Every record below should be printed exactly as it appears.

**RECORDS FOR THIS EXERCISE:**
************

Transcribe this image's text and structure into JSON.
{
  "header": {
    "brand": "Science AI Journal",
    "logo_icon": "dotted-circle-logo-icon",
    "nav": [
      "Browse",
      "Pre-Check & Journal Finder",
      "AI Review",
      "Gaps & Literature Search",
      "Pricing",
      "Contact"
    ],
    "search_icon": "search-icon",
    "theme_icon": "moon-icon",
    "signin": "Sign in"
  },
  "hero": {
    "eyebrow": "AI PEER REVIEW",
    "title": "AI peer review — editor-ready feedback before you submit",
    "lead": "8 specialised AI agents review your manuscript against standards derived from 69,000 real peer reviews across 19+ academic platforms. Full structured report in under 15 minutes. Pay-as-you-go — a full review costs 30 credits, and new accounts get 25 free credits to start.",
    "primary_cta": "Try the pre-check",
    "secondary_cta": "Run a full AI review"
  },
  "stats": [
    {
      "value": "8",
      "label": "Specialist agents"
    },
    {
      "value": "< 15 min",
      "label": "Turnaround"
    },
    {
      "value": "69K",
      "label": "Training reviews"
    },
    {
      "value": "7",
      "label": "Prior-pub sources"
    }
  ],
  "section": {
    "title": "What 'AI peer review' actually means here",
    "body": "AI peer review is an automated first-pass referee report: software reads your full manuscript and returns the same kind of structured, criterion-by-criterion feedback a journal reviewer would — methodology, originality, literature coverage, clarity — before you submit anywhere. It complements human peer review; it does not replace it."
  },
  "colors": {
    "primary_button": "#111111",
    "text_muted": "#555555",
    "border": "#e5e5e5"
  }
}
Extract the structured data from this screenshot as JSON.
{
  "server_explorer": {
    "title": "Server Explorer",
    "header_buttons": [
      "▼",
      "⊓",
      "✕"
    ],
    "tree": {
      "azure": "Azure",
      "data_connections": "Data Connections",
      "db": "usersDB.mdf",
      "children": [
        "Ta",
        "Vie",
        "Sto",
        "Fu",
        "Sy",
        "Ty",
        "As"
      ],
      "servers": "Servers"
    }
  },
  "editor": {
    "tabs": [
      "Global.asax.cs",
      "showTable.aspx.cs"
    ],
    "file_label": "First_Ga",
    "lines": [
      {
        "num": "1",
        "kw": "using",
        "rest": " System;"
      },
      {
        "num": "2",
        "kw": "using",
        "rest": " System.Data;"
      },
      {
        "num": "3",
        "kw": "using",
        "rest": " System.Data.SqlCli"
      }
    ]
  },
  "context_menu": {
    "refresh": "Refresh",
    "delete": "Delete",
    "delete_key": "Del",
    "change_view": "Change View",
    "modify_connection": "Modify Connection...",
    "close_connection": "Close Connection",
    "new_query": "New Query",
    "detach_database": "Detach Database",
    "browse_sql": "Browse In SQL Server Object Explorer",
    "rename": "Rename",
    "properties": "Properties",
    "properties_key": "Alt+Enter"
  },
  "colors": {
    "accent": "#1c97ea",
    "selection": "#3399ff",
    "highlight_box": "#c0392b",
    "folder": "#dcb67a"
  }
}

************

**WRITTEN ANSWER:**
Transcribe this image's text and structure into JSON.
{
  "header": {
    "brand": "Science AI Journal",
    "logo_icon": "dotted-circle-logo-icon",
    "nav": [
      "Browse",
      "Pre-Check & Journal Finder",
      "AI Review",
      "Gaps & Literature Search",
      "Pricing",
      "Contact"
    ],
    "search_icon": "search-icon",
    "theme_icon": "moon-icon",
    "signin": "Sign in"
  },
  "hero": {
    "eyebrow": "AI PEER REVIEW",
    "title": "AI peer review — editor-ready feedback before you submit",
    "lead": "8 specialised AI agents review your manuscript against standards derived from 69,000 real peer reviews across 19+ academic platforms. Full structured report in under 15 minutes. Pay-as-you-go — a full review costs 30 credits, and new accounts get 25 free credits to start.",
    "primary_cta": "Try the pre-check",
    "secondary_cta": "Run a full AI review"
  },
  "stats": [
    {
      "value": "8",
      "label": "Specialist agents"
    },
    {
      "value": "< 15 min",
      "label": "Turnaround"
    },
    {
      "value": "69K",
      "label": "Training reviews"
    },
    {
      "value": "7",
      "label": "Prior-pub sources"
    }
  ],
  "section": {
    "title": "What 'AI peer review' actually means here",
    "body": "AI peer review is an automated first-pass referee report: software reads your full manuscript and returns the same kind of structured, criterion-by-criterion feedback a journal reviewer would — methodology, originality, literature coverage, clarity — before you submit anywhere. It complements human peer review; it does not replace it."
  },
  "colors": {
    "primary_button": "#111111",
    "text_muted": "#555555",
    "border": "#e5e5e5"
  }
}
Extract the structured data from this screenshot as JSON.
{
  "server_explorer": {
    "title": "Server Explorer",
    "header_buttons": [
      "▼",
      "⊓",
      "✕"
    ],
    "tree": {
      "azure": "Azure",
      "data_connections": "Data Connections",
      "db": "usersDB.mdf",
      "children": [
        "Ta",
        "Vie",
        "Sto",
        "Fu",
        "Sy",
        "Ty",
        "As"
      ],
      "servers": "Servers"
    }
  },
  "editor": {
    "tabs": [
      "Global.asax.cs",
      "showTable.aspx.cs"
    ],
    "file_label": "First_Ga",
    "lines": [
      {
        "num": "1",
        "kw": "using",
        "rest": " System;"
      },
      {
        "num": "2",
        "kw": "using",
        "rest": " System.Data;"
      },
      {
        "num": "3",
        "kw": "using",
        "rest": " System.Data.SqlCli"
      }
    ]
  },
  "context_menu": {
    "refresh": "Refresh",
    "delete": "Delete",
    "delete_key": "Del",
    "change_view": "Change View",
    "modify_connection": "Modify Connection...",
    "close_connection": "Close Connection",
    "new_query": "New Query",
    "detach_database": "Detach Database",
    "browse_sql": "Browse In SQL Server Object Explorer",
    "rename": "Rename",
    "properties": "Properties",
    "properties_key": "Alt+Enter"
  },
  "colors": {
    "accent": "#1c97ea",
    "selection": "#3399ff",
    "highlight_box": "#c0392b",
    "folder": "#dcb67a"
  }
}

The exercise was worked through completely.